→ What you need to do
All entries must be extracted exactly, with nothing added or dropped.

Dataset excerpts
—————
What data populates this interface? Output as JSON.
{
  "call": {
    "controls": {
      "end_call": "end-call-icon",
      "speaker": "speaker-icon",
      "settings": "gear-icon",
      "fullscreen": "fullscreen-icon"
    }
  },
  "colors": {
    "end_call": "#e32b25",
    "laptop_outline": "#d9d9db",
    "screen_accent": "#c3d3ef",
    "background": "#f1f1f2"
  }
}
—————
→ Exercise output
What data populates this interface? Output as JSON.
{
  "call": {
    "controls": {
      "end_call": "end-call-icon",
      "speaker": "speaker-icon",
      "settings": "gear-icon",
      "fullscreen": "fullscreen-icon"
    }
  },
  "colors": {
    "end_call": "#e32b25",
    "laptop_outline": "#d9d9db",
    "screen_accent": "#c3d3ef",
    "background": "#f1f1f2"
  }
}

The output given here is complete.